# Dataset records
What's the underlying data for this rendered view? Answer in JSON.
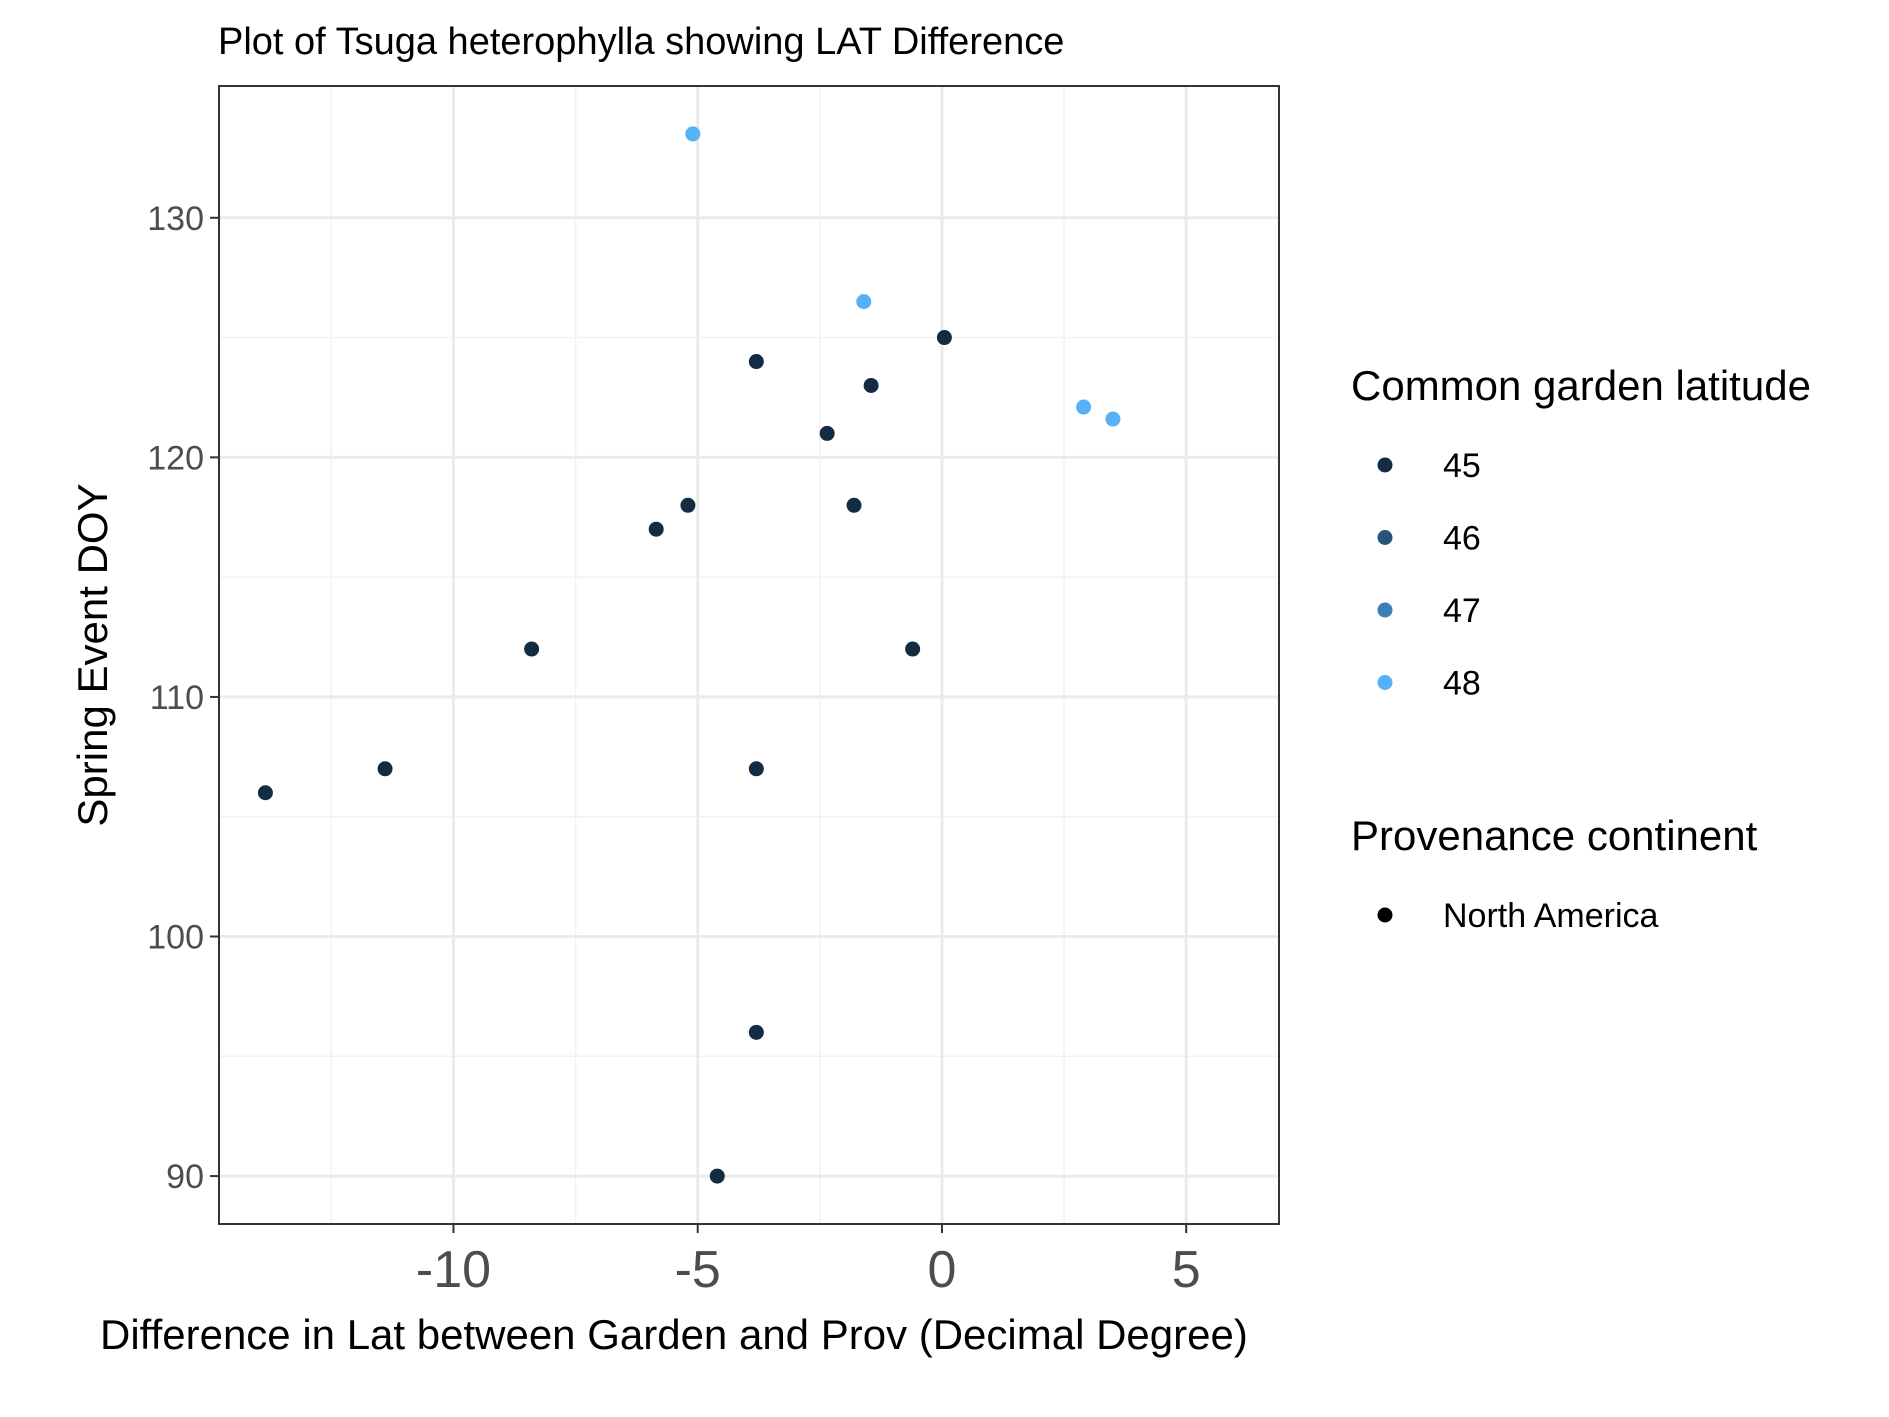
{
  "chart_data": {
    "type": "scatter",
    "title": "Plot of Tsuga heterophylla showing LAT Difference",
    "xlabel": "Difference in Lat between Garden and Prov (Decimal Degree)",
    "ylabel": "Spring Event DOY",
    "xlim": [
      -14.8,
      6.9
    ],
    "ylim": [
      88,
      135.5
    ],
    "x_ticks": [
      -10,
      -5,
      0,
      5
    ],
    "x_tick_labels": [
      "-10",
      "-5",
      "0",
      "5"
    ],
    "y_ticks": [
      90,
      100,
      110,
      120,
      130
    ],
    "y_tick_labels": [
      "90",
      "100",
      "110",
      "120",
      "130"
    ],
    "x_minor": [
      -12.5,
      -7.5,
      -2.5,
      2.5
    ],
    "y_minor": [
      95,
      105,
      115,
      125
    ],
    "grid": true,
    "legend_placement": "right",
    "legends": [
      {
        "title": "Common garden latitude",
        "entries": [
          {
            "label": "45",
            "color": "#132B43"
          },
          {
            "label": "46",
            "color": "#28547A"
          },
          {
            "label": "47",
            "color": "#3B7FB6"
          },
          {
            "label": "48",
            "color": "#56B1F7"
          }
        ]
      },
      {
        "title": "Provenance continent",
        "entries": [
          {
            "label": "North America",
            "color": "#000000"
          }
        ]
      }
    ],
    "points": [
      {
        "x": -5.1,
        "y": 133.5,
        "garden_lat": 48
      },
      {
        "x": -1.6,
        "y": 126.5,
        "garden_lat": 48
      },
      {
        "x": 2.9,
        "y": 122.1,
        "garden_lat": 48
      },
      {
        "x": 3.5,
        "y": 121.6,
        "garden_lat": 48
      },
      {
        "x": 0.05,
        "y": 125,
        "garden_lat": 45
      },
      {
        "x": -3.8,
        "y": 124,
        "garden_lat": 45
      },
      {
        "x": -1.45,
        "y": 123,
        "garden_lat": 45
      },
      {
        "x": -2.35,
        "y": 121,
        "garden_lat": 45
      },
      {
        "x": -5.2,
        "y": 118,
        "garden_lat": 45
      },
      {
        "x": -1.8,
        "y": 118,
        "garden_lat": 45
      },
      {
        "x": -5.85,
        "y": 117,
        "garden_lat": 45
      },
      {
        "x": -8.4,
        "y": 112,
        "garden_lat": 45
      },
      {
        "x": -0.6,
        "y": 112,
        "garden_lat": 45
      },
      {
        "x": -11.4,
        "y": 107,
        "garden_lat": 45
      },
      {
        "x": -3.8,
        "y": 107,
        "garden_lat": 45
      },
      {
        "x": -13.85,
        "y": 106,
        "garden_lat": 45
      },
      {
        "x": -3.8,
        "y": 96,
        "garden_lat": 45
      },
      {
        "x": -4.6,
        "y": 90,
        "garden_lat": 45
      }
    ]
  }
}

# Objective
Respond with the number of lines containing "title" and no additional words.

# Answer below
3